▶ **What this task involves**
Could you copy every line of the listing below, keeping each character, space, and bracket unchanged?

▶ **Working data**
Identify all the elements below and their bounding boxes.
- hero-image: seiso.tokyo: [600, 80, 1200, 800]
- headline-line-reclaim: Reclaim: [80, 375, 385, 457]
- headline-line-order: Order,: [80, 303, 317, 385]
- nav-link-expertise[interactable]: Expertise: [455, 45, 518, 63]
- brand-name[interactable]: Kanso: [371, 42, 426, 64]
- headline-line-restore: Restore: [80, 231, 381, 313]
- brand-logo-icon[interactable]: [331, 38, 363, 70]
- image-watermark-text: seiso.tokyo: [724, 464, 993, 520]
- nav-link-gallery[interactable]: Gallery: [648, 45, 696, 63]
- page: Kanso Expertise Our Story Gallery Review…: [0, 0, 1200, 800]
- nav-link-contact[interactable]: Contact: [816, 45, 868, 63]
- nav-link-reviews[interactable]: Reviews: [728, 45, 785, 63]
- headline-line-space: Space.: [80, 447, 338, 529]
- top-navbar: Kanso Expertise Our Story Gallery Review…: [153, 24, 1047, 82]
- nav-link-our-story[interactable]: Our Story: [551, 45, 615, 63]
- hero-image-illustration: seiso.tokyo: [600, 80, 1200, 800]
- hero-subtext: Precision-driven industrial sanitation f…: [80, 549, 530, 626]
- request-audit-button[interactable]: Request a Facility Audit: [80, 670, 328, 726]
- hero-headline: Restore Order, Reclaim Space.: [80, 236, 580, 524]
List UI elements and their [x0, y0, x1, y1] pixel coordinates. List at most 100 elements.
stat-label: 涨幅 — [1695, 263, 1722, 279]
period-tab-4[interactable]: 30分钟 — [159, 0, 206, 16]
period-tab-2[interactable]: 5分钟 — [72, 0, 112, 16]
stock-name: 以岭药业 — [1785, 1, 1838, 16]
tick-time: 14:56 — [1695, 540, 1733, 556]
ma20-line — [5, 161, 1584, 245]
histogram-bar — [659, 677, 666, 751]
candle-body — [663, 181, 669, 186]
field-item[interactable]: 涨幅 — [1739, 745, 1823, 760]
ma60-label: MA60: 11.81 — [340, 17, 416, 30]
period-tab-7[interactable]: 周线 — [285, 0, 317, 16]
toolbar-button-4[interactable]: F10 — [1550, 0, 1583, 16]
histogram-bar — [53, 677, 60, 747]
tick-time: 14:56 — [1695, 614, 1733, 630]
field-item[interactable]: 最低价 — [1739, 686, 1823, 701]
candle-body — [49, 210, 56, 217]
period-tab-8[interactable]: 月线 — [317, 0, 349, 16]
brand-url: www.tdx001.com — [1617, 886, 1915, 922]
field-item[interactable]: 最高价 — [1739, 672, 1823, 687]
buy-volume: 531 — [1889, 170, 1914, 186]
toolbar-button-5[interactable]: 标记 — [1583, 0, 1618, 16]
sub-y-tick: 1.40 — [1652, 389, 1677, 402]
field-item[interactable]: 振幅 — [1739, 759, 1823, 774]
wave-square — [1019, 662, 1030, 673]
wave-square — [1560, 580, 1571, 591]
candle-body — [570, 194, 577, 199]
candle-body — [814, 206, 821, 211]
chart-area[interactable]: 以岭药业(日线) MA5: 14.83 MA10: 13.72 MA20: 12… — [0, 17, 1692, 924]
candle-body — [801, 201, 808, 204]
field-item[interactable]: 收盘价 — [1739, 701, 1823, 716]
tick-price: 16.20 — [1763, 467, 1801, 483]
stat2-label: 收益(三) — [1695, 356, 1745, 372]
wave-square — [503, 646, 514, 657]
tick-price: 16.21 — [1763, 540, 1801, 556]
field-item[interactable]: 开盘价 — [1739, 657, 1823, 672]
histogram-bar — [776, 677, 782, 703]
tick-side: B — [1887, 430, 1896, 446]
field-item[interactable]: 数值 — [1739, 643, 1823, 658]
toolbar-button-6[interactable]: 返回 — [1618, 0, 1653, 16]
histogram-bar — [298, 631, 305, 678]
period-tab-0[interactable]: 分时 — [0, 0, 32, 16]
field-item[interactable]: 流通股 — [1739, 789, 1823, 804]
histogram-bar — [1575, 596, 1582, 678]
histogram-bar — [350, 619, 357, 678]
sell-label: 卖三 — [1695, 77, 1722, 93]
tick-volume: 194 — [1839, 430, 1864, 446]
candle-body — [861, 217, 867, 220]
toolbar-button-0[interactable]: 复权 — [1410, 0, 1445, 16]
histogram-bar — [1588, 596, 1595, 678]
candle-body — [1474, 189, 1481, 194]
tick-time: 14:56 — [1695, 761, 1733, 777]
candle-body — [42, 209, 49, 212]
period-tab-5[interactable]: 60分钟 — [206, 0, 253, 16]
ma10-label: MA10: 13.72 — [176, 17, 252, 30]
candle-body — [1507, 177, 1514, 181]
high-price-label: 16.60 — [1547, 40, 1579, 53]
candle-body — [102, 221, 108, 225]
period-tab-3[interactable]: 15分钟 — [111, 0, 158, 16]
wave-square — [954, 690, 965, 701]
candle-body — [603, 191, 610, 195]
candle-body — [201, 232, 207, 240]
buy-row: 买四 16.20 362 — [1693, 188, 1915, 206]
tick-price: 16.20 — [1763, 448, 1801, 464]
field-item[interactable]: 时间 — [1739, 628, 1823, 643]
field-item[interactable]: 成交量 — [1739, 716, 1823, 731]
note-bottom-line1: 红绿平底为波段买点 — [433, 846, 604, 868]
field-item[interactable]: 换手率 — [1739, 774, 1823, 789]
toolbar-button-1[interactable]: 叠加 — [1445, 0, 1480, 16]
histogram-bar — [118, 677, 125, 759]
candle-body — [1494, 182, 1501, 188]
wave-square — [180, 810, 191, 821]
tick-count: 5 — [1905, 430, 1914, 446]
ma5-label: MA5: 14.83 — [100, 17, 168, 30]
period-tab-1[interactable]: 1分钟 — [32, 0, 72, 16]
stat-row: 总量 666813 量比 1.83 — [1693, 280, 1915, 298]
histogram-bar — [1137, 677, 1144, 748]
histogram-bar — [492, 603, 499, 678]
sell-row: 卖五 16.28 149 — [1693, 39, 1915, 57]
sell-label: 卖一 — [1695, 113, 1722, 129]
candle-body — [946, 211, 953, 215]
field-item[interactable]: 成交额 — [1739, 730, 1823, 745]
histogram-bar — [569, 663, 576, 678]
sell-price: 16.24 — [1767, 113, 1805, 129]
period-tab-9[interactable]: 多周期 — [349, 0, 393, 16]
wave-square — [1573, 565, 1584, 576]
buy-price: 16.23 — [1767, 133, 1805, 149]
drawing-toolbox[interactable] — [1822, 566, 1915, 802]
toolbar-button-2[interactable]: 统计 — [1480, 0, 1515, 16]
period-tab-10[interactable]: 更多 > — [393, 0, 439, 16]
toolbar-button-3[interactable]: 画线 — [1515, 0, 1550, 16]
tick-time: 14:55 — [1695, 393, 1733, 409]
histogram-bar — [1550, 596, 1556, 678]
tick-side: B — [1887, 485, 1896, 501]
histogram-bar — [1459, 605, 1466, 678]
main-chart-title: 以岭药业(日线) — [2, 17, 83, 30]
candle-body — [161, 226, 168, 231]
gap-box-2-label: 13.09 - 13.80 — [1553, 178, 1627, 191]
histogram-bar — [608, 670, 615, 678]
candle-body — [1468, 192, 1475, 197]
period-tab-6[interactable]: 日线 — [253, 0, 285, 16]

▶ **Correct result**
Identify all the elements below and their bounding boxes.
- hero-image: seiso.tokyo: [600, 80, 1200, 800]
- headline-line-reclaim: Reclaim: [80, 375, 385, 457]
- headline-line-order: Order,: [80, 303, 317, 385]
- nav-link-expertise[interactable]: Expertise: [455, 45, 518, 63]
- brand-name[interactable]: Kanso: [371, 42, 426, 64]
- headline-line-restore: Restore: [80, 231, 381, 313]
- brand-logo-icon[interactable]: [331, 38, 363, 70]
- image-watermark-text: seiso.tokyo: [724, 464, 993, 520]
- nav-link-gallery[interactable]: Gallery: [648, 45, 696, 63]
- page: Kanso Expertise Our Story Gallery Review…: [0, 0, 1200, 800]
- nav-link-contact[interactable]: Contact: [816, 45, 868, 63]
- nav-link-reviews[interactable]: Reviews: [728, 45, 785, 63]
- headline-line-space: Space.: [80, 447, 338, 529]
- top-navbar: Kanso Expertise Our Story Gallery Review…: [153, 24, 1047, 82]
- nav-link-our-story[interactable]: Our Story: [551, 45, 615, 63]
- hero-image-illustration: seiso.tokyo: [600, 80, 1200, 800]
- hero-subtext: Precision-driven industrial sanitation f…: [80, 549, 530, 626]
- request-audit-button[interactable]: Request a Facility Audit: [80, 670, 328, 726]
- hero-headline: Restore Order, Reclaim Space.: [80, 236, 580, 524]
List UI elements and their [x0, y0, x1, y1] pixel coordinates. List at most 100 elements.
stat-label: 涨幅 — [1695, 263, 1722, 279]
period-tab-4[interactable]: 30分钟 — [159, 0, 206, 16]
period-tab-2[interactable]: 5分钟 — [72, 0, 112, 16]
stock-name: 以岭药业 — [1785, 1, 1838, 16]
tick-time: 14:56 — [1695, 540, 1733, 556]
ma20-line — [5, 161, 1584, 245]
histogram-bar — [659, 677, 666, 751]
candle-body — [663, 181, 669, 186]
field-item[interactable]: 涨幅 — [1739, 745, 1823, 760]
ma60-label: MA60: 11.81 — [340, 17, 416, 30]
period-tab-7[interactable]: 周线 — [285, 0, 317, 16]
toolbar-button-4[interactable]: F10 — [1550, 0, 1583, 16]
histogram-bar — [53, 677, 60, 747]
tick-time: 14:56 — [1695, 614, 1733, 630]
field-item[interactable]: 最低价 — [1739, 686, 1823, 701]
candle-body — [49, 210, 56, 217]
period-tab-8[interactable]: 月线 — [317, 0, 349, 16]
brand-url: www.tdx001.com — [1617, 886, 1915, 922]
field-item[interactable]: 最高价 — [1739, 672, 1823, 687]
buy-volume: 531 — [1889, 170, 1914, 186]
toolbar-button-5[interactable]: 标记 — [1583, 0, 1618, 16]
sub-y-tick: 1.40 — [1652, 389, 1677, 402]
field-item[interactable]: 振幅 — [1739, 759, 1823, 774]
wave-square — [1019, 662, 1030, 673]
wave-square — [1560, 580, 1571, 591]
candle-body — [570, 194, 577, 199]
candle-body — [814, 206, 821, 211]
chart-area[interactable]: 以岭药业(日线) MA5: 14.83 MA10: 13.72 MA20: 12… — [0, 17, 1692, 924]
candle-body — [801, 201, 808, 204]
field-item[interactable]: 收盘价 — [1739, 701, 1823, 716]
tick-price: 16.20 — [1763, 467, 1801, 483]
stat2-label: 收益(三) — [1695, 356, 1745, 372]
wave-square — [503, 646, 514, 657]
tick-price: 16.21 — [1763, 540, 1801, 556]
field-item[interactable]: 开盘价 — [1739, 657, 1823, 672]
histogram-bar — [776, 677, 782, 703]
tick-side: B — [1887, 430, 1896, 446]
field-item[interactable]: 数值 — [1739, 643, 1823, 658]
toolbar-button-6[interactable]: 返回 — [1618, 0, 1653, 16]
histogram-bar — [298, 631, 305, 678]
period-tab-0[interactable]: 分时 — [0, 0, 32, 16]
field-item[interactable]: 流通股 — [1739, 789, 1823, 804]
histogram-bar — [1575, 596, 1582, 678]
histogram-bar — [350, 619, 357, 678]
sell-label: 卖三 — [1695, 77, 1722, 93]
tick-volume: 194 — [1839, 430, 1864, 446]
candle-body — [861, 217, 867, 220]
toolbar-button-0[interactable]: 复权 — [1410, 0, 1445, 16]
histogram-bar — [1588, 596, 1595, 678]
candle-body — [1474, 189, 1481, 194]
tick-time: 14:56 — [1695, 761, 1733, 777]
candle-body — [42, 209, 49, 212]
period-tab-5[interactable]: 60分钟 — [206, 0, 253, 16]
ma10-label: MA10: 13.72 — [176, 17, 252, 30]
candle-body — [1507, 177, 1514, 181]
high-price-label: 16.60 — [1547, 40, 1579, 53]
candle-body — [102, 221, 108, 225]
period-tab-3[interactable]: 15分钟 — [111, 0, 158, 16]
wave-square — [954, 690, 965, 701]
candle-body — [603, 191, 610, 195]
candle-body — [201, 232, 207, 240]
buy-row: 买四 16.20 362 — [1693, 188, 1915, 206]
tick-price: 16.20 — [1763, 448, 1801, 464]
field-item[interactable]: 时间 — [1739, 628, 1823, 643]
field-item[interactable]: 成交量 — [1739, 716, 1823, 731]
note-bottom-line1: 红绿平底为波段买点 — [433, 846, 604, 868]
field-item[interactable]: 换手率 — [1739, 774, 1823, 789]
toolbar-button-1[interactable]: 叠加 — [1445, 0, 1480, 16]
histogram-bar — [118, 677, 125, 759]
candle-body — [1494, 182, 1501, 188]
wave-square — [180, 810, 191, 821]
tick-count: 5 — [1905, 430, 1914, 446]
ma5-label: MA5: 14.83 — [100, 17, 168, 30]
period-tab-1[interactable]: 1分钟 — [32, 0, 72, 16]
stat-row: 总量 666813 量比 1.83 — [1693, 280, 1915, 298]
histogram-bar — [1137, 677, 1144, 748]
histogram-bar — [492, 603, 499, 678]
sell-row: 卖五 16.28 149 — [1693, 39, 1915, 57]
sell-label: 卖一 — [1695, 113, 1722, 129]
candle-body — [946, 211, 953, 215]
field-item[interactable]: 成交额 — [1739, 730, 1823, 745]
histogram-bar — [569, 663, 576, 678]
sell-price: 16.24 — [1767, 113, 1805, 129]
period-tab-9[interactable]: 多周期 — [349, 0, 393, 16]
wave-square — [1573, 565, 1584, 576]
buy-price: 16.23 — [1767, 133, 1805, 149]
drawing-toolbox[interactable] — [1822, 566, 1915, 802]
toolbar-button-2[interactable]: 统计 — [1480, 0, 1515, 16]
period-tab-10[interactable]: 更多 > — [393, 0, 439, 16]
toolbar-button-3[interactable]: 画线 — [1515, 0, 1550, 16]
tick-time: 14:55 — [1695, 393, 1733, 409]
histogram-bar — [1550, 596, 1556, 678]
tick-side: B — [1887, 485, 1896, 501]
histogram-bar — [1459, 605, 1466, 678]
main-chart-title: 以岭药业(日线) — [2, 17, 83, 30]
candle-body — [161, 226, 168, 231]
gap-box-2-label: 13.09 - 13.80 — [1553, 178, 1627, 191]
histogram-bar — [608, 670, 615, 678]
candle-body — [1468, 192, 1475, 197]
period-tab-6[interactable]: 日线 — [253, 0, 285, 16]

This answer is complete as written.